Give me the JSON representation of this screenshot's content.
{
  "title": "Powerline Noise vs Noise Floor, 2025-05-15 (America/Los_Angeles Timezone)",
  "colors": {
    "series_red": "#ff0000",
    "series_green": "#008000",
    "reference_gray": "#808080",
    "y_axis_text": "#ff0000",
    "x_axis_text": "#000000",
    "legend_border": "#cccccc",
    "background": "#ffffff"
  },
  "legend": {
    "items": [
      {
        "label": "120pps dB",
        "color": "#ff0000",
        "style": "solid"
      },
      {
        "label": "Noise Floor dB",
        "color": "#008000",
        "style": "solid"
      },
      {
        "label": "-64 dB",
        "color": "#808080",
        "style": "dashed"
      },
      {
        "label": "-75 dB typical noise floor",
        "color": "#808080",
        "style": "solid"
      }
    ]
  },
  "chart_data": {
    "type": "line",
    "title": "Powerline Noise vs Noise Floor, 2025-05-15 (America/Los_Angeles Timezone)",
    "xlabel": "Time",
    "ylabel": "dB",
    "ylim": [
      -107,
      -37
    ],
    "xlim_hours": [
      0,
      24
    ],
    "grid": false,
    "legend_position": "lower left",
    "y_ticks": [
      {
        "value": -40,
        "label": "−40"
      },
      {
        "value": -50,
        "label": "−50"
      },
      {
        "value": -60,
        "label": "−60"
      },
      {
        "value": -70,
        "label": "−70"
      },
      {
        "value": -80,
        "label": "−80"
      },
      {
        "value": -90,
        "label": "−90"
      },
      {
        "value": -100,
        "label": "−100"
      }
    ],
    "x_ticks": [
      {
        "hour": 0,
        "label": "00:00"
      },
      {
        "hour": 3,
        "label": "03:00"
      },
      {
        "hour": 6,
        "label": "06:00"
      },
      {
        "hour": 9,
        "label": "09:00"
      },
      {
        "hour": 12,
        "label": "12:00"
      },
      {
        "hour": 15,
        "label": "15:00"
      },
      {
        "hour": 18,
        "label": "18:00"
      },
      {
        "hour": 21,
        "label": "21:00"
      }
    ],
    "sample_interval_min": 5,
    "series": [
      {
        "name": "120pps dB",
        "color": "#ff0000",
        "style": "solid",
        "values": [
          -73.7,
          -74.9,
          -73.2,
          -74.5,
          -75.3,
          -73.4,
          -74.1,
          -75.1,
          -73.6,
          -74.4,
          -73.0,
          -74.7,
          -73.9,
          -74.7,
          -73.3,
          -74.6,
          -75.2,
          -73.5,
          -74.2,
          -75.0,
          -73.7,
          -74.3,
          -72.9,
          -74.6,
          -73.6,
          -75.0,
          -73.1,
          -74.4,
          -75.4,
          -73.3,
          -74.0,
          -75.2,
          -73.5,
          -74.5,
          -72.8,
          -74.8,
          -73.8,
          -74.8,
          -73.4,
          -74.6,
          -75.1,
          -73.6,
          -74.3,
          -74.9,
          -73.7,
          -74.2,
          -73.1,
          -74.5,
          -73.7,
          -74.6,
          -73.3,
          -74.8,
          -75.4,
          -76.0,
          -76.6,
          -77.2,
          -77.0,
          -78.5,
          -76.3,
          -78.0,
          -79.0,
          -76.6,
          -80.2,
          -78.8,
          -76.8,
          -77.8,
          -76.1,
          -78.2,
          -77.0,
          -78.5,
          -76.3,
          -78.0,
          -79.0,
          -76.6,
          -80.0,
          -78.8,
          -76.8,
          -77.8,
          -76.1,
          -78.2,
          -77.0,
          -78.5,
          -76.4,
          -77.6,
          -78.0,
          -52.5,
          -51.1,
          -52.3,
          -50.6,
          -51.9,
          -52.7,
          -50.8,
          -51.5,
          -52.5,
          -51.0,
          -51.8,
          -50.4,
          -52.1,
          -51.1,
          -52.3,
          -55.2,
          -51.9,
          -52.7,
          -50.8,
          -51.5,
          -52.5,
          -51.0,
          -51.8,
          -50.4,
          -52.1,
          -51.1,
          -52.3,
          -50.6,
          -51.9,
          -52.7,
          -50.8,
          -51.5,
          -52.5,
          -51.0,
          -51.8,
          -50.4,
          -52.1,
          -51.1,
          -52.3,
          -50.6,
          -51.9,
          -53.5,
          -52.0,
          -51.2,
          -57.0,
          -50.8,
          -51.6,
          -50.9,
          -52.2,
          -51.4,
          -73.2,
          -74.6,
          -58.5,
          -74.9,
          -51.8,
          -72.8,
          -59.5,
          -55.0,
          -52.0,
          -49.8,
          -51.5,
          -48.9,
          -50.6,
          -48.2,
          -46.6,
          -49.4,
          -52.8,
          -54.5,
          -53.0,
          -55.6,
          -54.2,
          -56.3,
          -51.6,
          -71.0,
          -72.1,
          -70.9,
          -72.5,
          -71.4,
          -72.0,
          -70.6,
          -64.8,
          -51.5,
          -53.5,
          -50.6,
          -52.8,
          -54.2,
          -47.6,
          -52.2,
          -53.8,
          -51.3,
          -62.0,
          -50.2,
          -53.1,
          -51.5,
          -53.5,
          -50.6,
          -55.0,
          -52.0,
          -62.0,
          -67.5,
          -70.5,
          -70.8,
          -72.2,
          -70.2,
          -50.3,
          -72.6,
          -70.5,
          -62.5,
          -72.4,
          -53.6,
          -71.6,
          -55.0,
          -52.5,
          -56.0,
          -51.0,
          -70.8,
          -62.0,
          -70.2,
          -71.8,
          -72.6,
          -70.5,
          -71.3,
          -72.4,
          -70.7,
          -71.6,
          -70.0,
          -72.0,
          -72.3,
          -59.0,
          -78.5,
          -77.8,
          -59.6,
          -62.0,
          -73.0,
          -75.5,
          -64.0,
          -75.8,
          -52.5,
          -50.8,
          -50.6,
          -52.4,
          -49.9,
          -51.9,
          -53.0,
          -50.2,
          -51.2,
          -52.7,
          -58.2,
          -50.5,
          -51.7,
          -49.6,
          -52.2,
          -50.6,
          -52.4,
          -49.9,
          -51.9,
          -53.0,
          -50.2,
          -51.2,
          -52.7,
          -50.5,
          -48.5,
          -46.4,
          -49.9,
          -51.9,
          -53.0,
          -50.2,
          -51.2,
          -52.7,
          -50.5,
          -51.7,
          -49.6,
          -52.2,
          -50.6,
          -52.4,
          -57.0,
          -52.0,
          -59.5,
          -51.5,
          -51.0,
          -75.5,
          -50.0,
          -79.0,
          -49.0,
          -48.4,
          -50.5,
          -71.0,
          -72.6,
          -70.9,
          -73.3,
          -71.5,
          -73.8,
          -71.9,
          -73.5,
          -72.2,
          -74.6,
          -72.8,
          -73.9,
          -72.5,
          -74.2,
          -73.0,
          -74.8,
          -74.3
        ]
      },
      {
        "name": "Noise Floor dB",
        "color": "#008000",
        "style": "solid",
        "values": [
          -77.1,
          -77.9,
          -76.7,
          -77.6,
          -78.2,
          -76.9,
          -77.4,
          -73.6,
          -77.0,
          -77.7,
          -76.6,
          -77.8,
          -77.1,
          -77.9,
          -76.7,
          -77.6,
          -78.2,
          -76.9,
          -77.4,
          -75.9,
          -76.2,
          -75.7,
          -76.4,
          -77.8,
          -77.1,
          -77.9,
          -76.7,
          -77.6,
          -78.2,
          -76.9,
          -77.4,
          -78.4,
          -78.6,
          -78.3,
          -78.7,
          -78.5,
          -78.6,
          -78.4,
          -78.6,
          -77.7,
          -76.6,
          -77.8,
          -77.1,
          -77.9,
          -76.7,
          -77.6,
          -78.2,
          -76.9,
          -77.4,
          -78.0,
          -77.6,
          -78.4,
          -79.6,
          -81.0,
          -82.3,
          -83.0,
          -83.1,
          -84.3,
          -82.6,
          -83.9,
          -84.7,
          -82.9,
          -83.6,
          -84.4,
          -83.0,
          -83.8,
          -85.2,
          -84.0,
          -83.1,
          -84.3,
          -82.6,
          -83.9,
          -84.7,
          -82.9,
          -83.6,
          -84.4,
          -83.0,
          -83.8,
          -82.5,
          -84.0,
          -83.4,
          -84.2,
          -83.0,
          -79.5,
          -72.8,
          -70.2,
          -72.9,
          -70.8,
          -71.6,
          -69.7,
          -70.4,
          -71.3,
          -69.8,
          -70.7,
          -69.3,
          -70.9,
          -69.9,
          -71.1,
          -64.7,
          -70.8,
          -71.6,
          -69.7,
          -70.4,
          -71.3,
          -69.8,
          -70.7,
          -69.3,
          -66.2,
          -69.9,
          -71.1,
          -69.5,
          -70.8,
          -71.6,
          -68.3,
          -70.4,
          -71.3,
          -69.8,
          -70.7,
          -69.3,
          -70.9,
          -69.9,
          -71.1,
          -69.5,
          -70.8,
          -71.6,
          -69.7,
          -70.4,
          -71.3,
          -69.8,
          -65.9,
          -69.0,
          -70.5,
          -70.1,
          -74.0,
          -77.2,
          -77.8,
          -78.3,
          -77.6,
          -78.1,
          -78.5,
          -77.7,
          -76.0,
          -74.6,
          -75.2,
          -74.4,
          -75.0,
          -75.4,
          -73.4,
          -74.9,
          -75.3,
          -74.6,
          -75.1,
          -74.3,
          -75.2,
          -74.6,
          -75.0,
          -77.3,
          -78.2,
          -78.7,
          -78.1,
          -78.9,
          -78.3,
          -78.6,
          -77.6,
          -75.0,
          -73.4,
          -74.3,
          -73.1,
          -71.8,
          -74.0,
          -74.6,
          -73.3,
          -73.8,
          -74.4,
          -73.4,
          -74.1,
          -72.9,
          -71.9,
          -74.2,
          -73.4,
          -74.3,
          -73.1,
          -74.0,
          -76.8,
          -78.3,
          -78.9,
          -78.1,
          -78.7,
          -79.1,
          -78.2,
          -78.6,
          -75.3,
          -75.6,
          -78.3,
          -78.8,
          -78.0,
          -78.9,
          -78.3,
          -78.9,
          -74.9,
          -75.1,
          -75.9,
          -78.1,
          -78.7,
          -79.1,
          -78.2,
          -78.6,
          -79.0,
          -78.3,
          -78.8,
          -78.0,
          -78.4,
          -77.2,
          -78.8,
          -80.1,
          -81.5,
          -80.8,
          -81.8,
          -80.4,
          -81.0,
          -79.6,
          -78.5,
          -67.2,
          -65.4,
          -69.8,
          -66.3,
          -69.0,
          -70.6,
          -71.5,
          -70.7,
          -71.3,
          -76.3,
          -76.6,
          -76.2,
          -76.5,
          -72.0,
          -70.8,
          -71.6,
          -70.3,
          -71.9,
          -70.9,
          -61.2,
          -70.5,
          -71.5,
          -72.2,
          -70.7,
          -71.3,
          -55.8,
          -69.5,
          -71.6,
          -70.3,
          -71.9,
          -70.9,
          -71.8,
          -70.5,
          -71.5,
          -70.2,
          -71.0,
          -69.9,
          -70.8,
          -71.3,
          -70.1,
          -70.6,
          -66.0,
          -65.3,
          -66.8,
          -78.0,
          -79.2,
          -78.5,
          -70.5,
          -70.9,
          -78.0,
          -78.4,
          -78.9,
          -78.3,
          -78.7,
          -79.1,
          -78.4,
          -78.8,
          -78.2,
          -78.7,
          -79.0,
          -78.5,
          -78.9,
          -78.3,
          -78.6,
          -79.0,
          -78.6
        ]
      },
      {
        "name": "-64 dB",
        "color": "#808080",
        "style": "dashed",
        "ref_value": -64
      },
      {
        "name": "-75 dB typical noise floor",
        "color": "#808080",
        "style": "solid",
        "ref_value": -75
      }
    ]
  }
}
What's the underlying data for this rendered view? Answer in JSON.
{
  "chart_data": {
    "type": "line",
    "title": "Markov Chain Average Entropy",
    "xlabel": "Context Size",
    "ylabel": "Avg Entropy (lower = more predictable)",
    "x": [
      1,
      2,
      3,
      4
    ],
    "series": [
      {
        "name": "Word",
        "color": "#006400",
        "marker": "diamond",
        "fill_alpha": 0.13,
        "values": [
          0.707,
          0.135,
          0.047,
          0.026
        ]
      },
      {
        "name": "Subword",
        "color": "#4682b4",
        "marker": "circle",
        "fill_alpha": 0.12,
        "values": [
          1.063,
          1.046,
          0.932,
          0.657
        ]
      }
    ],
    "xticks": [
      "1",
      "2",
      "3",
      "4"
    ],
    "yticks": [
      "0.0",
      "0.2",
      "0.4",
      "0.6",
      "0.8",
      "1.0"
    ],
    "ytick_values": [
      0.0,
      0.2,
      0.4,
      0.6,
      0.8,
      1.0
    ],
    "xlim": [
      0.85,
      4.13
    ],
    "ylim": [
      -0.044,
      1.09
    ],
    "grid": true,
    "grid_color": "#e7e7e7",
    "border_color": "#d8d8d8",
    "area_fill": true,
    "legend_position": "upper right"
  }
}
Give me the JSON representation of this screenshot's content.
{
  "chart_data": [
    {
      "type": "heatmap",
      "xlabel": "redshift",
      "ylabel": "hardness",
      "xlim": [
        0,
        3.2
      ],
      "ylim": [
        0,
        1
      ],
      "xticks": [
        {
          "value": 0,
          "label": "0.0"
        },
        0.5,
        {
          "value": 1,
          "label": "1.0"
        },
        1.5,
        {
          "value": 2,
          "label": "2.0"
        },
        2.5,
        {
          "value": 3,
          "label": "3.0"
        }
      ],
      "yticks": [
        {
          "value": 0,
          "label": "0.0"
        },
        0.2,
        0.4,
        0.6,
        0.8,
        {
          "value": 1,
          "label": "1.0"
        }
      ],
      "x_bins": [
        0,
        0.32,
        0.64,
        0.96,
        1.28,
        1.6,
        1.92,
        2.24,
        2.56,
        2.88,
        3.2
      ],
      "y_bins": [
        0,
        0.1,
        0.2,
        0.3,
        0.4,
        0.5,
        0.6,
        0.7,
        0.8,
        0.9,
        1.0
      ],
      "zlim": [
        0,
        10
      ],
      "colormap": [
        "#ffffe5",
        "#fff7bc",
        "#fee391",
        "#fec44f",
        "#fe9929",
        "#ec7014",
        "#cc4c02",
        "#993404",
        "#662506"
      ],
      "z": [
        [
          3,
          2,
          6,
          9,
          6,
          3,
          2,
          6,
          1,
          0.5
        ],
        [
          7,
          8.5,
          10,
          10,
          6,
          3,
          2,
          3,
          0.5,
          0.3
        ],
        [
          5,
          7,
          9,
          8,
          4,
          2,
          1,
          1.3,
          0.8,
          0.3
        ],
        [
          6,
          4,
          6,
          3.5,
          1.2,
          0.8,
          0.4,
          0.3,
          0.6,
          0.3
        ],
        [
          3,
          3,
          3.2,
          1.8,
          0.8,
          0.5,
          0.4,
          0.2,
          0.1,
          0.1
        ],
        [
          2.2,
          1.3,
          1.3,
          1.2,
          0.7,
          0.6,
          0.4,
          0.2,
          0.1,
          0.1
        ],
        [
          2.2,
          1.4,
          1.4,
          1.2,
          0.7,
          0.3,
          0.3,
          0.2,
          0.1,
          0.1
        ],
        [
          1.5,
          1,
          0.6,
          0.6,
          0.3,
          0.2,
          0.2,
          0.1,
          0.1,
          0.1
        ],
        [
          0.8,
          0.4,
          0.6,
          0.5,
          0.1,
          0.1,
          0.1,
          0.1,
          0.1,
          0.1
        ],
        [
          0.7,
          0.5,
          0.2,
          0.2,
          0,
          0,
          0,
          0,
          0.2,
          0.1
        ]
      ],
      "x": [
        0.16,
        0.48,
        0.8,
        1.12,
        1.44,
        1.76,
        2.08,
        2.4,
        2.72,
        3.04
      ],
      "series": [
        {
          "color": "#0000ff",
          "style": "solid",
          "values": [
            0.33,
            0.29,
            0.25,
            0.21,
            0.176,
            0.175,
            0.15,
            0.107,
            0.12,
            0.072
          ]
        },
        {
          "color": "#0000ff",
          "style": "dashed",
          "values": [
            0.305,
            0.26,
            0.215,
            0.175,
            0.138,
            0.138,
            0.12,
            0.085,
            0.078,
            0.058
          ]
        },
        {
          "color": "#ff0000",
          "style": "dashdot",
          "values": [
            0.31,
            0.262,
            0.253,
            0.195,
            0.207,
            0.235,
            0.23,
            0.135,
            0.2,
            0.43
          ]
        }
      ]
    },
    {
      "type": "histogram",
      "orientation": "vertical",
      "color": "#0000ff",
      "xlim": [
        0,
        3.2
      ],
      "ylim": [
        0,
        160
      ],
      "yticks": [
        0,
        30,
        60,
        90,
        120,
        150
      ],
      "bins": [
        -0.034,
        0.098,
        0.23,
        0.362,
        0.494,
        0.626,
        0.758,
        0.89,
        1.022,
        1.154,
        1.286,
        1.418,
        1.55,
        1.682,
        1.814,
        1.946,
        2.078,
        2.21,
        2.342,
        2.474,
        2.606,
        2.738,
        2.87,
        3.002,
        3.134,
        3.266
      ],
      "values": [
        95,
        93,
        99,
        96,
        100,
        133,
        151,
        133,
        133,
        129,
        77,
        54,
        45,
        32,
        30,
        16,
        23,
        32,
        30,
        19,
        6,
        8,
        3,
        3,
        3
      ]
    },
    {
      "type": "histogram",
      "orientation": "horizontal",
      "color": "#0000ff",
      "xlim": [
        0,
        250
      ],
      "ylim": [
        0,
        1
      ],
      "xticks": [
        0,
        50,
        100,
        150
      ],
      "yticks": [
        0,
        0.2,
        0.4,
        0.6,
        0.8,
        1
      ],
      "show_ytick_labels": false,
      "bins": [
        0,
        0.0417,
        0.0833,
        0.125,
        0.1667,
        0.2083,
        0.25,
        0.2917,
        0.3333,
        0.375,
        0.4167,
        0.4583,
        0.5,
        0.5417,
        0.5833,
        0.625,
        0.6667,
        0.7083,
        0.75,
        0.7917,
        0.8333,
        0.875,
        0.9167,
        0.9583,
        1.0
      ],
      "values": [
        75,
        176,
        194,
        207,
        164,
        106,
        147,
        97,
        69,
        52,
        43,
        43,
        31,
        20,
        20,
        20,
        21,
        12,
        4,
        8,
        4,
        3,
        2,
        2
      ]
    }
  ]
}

________________________

Your goal:
Select every line where the word "ylabel" occurs.

Output of the exercise:
    "ylabel": "dB",
    "ylabel": "Avg Entropy (lower = more predictable)",
      "ylabel": "hardness",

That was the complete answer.